## BEGIN
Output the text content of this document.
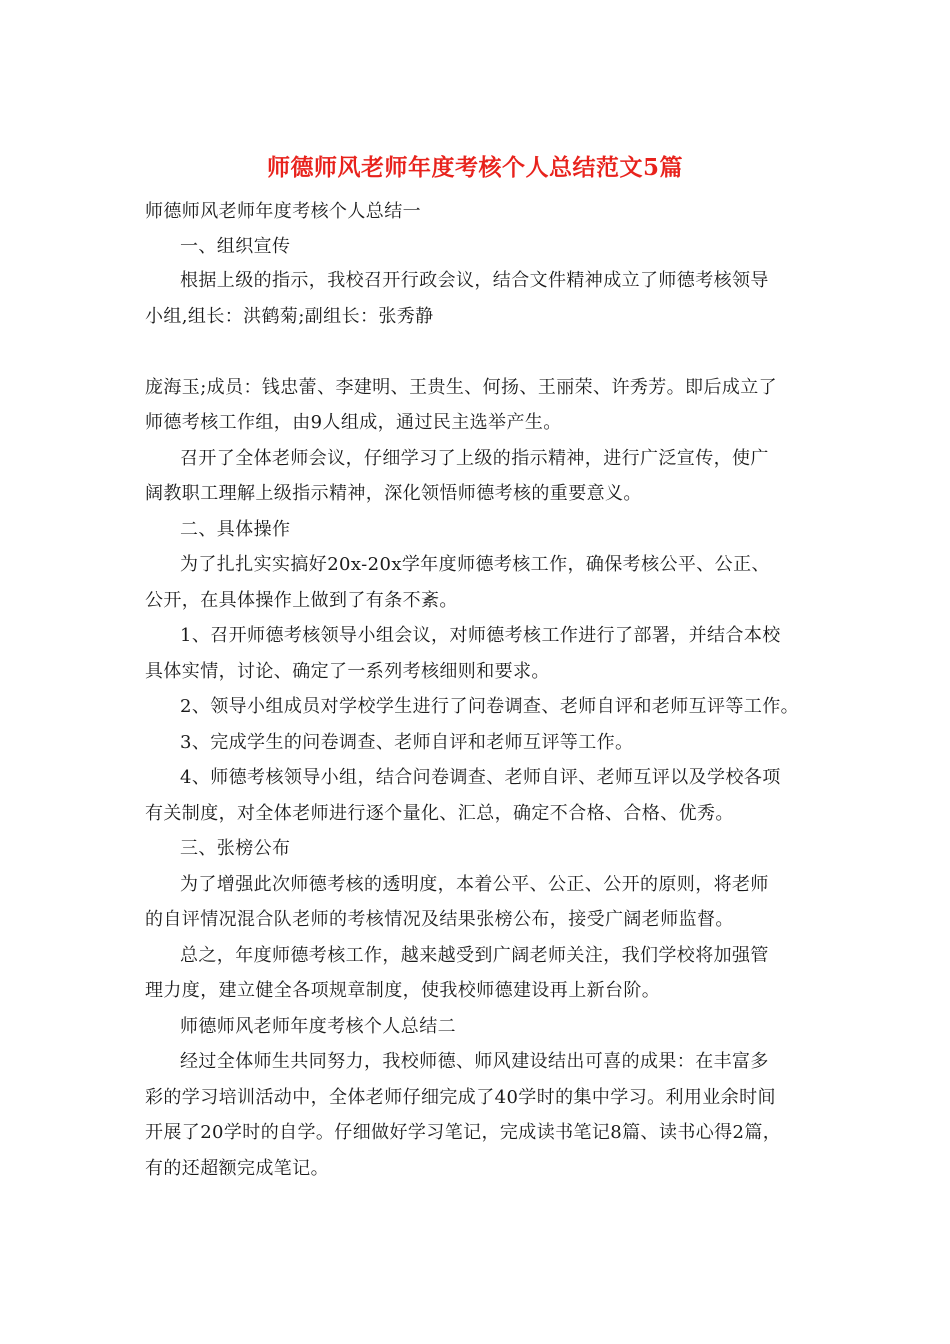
师德师风老师年度考核个人总结范文5篇
师德师风老师年度考核个人总结一
一、组织宣传
根据上级的指示，我校召开行政会议，结合文件精神成立了师德考核领导
小组,组长：洪鹤菊;副组长：张秀静
庞海玉;成员：钱忠蕾、李建明、王贵生、何扬、王丽荣、许秀芳。即后成立了
师德考核工作组，由9人组成，通过民主选举产生。
召开了全体老师会议，仔细学习了上级的指示精神，进行广泛宣传，使广
阔教职工理解上级指示精神，深化领悟师德考核的重要意义。
二、具体操作
为了扎扎实实搞好20x-20x学年度师德考核工作，确保考核公平、公正、
公开，在具体操作上做到了有条不紊。
1、召开师德考核领导小组会议，对师德考核工作进行了部署，并结合本校
具体实情，讨论、确定了一系列考核细则和要求。
2、领导小组成员对学校学生进行了问卷调查、老师自评和老师互评等工作。
3、完成学生的问卷调查、老师自评和老师互评等工作。
4、师德考核领导小组，结合问卷调查、老师自评、老师互评以及学校各项
有关制度，对全体老师进行逐个量化、汇总，确定不合格、合格、优秀。
三、张榜公布
为了增强此次师德考核的透明度，本着公平、公正、公开的原则，将老师
的自评情况混合队老师的考核情况及结果张榜公布，接受广阔老师监督。
总之，年度师德考核工作，越来越受到广阔老师关注，我们学校将加强管
理力度，建立健全各项规章制度，使我校师德建设再上新台阶。
师德师风老师年度考核个人总结二
经过全体师生共同努力，我校师德、师风建设结出可喜的成果：在丰富多
彩的学习培训活动中，全体老师仔细完成了40学时的集中学习。利用业余时间
开展了20学时的自学。仔细做好学习笔记，完成读书笔记8篇、读书心得2篇，
有的还超额完成笔记。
## END
▶ _YOUR OBJECTIVE_:
Reproduce every record above exactly, omitting the pictures.

▶ _TASK OUTPUT_:
Output the text content of this document.
师德师风老师年度考核个人总结范文5篇
师德师风老师年度考核个人总结一
一、组织宣传
根据上级的指示，我校召开行政会议，结合文件精神成立了师德考核领导
小组,组长：洪鹤菊;副组长：张秀静
庞海玉;成员：钱忠蕾、李建明、王贵生、何扬、王丽荣、许秀芳。即后成立了
师德考核工作组，由9人组成，通过民主选举产生。
召开了全体老师会议，仔细学习了上级的指示精神，进行广泛宣传，使广
阔教职工理解上级指示精神，深化领悟师德考核的重要意义。
二、具体操作
为了扎扎实实搞好20x-20x学年度师德考核工作，确保考核公平、公正、
公开，在具体操作上做到了有条不紊。
1、召开师德考核领导小组会议，对师德考核工作进行了部署，并结合本校
具体实情，讨论、确定了一系列考核细则和要求。
2、领导小组成员对学校学生进行了问卷调查、老师自评和老师互评等工作。
3、完成学生的问卷调查、老师自评和老师互评等工作。
4、师德考核领导小组，结合问卷调查、老师自评、老师互评以及学校各项
有关制度，对全体老师进行逐个量化、汇总，确定不合格、合格、优秀。
三、张榜公布
为了增强此次师德考核的透明度，本着公平、公正、公开的原则，将老师
的自评情况混合队老师的考核情况及结果张榜公布，接受广阔老师监督。
总之，年度师德考核工作，越来越受到广阔老师关注，我们学校将加强管
理力度，建立健全各项规章制度，使我校师德建设再上新台阶。
师德师风老师年度考核个人总结二
经过全体师生共同努力，我校师德、师风建设结出可喜的成果：在丰富多
彩的学习培训活动中，全体老师仔细完成了40学时的集中学习。利用业余时间
开展了20学时的自学。仔细做好学习笔记，完成读书笔记8篇、读书心得2篇，
有的还超额完成笔记。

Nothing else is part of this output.